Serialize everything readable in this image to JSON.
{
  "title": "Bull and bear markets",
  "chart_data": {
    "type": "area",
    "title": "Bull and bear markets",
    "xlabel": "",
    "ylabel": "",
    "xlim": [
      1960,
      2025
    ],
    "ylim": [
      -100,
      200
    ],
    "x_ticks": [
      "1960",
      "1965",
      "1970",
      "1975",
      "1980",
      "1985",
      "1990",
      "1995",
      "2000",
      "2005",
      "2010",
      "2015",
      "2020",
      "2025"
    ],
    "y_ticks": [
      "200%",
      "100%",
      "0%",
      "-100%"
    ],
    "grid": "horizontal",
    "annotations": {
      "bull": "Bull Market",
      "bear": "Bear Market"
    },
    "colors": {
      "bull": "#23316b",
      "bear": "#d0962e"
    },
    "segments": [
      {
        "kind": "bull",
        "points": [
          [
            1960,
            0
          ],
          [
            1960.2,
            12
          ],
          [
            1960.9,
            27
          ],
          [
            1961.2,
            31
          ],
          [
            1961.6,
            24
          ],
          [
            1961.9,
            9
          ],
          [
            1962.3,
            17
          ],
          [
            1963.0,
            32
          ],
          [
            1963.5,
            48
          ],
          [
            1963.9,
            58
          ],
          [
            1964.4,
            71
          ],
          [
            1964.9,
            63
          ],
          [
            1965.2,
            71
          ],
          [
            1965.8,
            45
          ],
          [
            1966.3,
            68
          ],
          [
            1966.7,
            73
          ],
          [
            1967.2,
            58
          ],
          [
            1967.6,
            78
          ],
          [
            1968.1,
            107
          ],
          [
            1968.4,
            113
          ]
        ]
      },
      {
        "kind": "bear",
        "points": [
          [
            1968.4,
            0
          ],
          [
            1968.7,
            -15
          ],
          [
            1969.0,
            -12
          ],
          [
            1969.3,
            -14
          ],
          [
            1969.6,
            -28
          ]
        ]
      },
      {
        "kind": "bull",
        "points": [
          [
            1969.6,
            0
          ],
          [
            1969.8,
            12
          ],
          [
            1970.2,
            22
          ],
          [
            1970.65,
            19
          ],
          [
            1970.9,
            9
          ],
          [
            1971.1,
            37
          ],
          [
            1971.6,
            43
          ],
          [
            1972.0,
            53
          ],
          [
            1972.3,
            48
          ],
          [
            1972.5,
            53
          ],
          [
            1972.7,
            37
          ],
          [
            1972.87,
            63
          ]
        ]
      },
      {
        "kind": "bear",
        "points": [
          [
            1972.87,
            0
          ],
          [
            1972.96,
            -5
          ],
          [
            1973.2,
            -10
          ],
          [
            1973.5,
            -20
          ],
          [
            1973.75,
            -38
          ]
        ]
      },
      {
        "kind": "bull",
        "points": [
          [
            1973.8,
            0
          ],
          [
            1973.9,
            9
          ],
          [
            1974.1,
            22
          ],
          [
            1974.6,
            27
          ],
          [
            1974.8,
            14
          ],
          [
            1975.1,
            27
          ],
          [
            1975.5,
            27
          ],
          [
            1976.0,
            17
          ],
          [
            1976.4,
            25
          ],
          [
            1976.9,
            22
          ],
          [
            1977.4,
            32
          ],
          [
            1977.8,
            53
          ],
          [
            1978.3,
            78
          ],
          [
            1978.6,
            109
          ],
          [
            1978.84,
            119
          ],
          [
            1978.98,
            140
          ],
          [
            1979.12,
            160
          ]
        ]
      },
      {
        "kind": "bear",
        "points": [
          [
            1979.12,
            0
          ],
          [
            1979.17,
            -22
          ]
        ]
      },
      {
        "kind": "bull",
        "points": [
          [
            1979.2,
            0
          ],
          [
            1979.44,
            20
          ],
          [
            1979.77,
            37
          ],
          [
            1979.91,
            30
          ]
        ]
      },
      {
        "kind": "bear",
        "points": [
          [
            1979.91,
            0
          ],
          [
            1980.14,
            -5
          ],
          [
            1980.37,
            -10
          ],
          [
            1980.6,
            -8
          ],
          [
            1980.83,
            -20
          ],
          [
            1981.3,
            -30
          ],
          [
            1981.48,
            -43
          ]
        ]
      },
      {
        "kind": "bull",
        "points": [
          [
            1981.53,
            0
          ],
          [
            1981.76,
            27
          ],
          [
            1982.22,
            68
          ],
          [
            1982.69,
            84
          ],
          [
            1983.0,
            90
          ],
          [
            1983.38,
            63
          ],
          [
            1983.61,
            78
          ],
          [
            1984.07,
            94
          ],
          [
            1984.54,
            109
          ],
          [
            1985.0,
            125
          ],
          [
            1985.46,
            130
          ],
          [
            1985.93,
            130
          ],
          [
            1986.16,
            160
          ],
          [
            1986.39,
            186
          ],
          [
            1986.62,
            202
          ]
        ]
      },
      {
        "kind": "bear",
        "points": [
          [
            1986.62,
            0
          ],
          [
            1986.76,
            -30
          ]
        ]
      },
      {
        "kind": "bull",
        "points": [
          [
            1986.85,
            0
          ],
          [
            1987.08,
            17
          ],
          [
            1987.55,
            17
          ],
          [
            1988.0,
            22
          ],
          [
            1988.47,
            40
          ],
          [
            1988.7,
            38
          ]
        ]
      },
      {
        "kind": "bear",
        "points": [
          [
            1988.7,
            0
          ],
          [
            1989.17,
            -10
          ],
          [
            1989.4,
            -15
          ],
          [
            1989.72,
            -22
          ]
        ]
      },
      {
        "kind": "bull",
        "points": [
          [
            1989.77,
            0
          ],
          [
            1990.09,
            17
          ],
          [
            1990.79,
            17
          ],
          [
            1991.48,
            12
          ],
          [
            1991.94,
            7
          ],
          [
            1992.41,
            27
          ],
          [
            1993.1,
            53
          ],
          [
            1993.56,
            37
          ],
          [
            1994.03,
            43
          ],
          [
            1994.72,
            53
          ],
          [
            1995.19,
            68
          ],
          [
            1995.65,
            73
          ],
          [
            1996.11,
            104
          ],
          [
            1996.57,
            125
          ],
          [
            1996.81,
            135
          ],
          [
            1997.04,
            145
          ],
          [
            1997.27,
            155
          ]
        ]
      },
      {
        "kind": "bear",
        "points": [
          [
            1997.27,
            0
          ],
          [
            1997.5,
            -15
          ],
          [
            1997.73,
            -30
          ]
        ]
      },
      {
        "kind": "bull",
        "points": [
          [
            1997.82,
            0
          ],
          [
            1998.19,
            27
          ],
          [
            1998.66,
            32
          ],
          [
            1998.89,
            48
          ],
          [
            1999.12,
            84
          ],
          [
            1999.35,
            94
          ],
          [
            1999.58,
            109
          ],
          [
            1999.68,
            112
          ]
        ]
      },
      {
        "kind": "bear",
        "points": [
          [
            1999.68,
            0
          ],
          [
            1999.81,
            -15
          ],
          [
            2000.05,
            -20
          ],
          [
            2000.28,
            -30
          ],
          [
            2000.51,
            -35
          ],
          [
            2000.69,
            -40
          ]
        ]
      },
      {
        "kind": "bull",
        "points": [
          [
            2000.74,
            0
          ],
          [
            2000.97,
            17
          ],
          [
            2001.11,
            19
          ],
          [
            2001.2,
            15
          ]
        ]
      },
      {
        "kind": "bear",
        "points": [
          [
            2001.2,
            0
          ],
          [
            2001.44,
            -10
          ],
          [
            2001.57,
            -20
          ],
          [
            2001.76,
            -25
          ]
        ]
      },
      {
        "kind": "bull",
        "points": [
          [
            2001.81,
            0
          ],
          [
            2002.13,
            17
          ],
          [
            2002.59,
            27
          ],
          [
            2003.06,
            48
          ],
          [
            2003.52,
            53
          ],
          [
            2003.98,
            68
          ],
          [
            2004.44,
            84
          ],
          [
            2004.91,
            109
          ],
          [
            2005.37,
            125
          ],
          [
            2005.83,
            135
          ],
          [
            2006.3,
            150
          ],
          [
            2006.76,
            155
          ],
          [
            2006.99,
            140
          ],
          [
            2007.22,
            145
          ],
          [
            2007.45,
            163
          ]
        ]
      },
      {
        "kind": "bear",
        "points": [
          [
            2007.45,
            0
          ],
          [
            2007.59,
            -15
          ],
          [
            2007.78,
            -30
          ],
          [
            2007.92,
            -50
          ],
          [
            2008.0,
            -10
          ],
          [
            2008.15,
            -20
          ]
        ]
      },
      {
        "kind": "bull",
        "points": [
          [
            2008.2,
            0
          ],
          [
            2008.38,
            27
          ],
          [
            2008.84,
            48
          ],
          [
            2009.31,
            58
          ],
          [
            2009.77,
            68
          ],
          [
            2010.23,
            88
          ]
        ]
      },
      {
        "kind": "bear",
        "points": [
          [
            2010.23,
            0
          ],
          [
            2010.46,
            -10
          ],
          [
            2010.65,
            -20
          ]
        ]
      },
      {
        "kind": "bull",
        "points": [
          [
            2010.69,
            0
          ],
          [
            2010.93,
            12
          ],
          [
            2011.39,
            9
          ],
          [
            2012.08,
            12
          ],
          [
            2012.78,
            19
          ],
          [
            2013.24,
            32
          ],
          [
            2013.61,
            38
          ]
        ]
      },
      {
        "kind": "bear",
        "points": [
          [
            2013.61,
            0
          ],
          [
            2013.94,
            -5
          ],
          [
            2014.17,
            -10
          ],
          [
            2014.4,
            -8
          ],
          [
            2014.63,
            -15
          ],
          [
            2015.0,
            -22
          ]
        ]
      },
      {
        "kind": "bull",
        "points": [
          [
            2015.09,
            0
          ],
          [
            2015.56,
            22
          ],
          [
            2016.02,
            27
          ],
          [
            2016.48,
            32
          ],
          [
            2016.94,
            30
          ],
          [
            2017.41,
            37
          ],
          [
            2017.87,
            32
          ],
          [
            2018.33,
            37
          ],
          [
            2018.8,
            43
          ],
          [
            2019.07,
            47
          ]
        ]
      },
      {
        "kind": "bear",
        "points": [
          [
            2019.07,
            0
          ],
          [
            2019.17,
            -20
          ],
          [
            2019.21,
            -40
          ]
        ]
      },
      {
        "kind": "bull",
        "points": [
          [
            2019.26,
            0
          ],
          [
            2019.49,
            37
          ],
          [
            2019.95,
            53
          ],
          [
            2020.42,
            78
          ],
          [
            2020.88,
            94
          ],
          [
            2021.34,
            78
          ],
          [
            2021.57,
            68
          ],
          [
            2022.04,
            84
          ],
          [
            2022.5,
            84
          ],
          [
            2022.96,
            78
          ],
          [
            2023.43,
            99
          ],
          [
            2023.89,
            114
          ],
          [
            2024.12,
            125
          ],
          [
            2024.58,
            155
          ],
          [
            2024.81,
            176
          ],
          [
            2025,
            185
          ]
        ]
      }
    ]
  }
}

**********

* **Aim of the exercise**:
In the material above, show every line where the word "markets" turns up.

* **Solution for this task**:
  "title": "Bull and bear markets",
    "title": "Bull and bear markets",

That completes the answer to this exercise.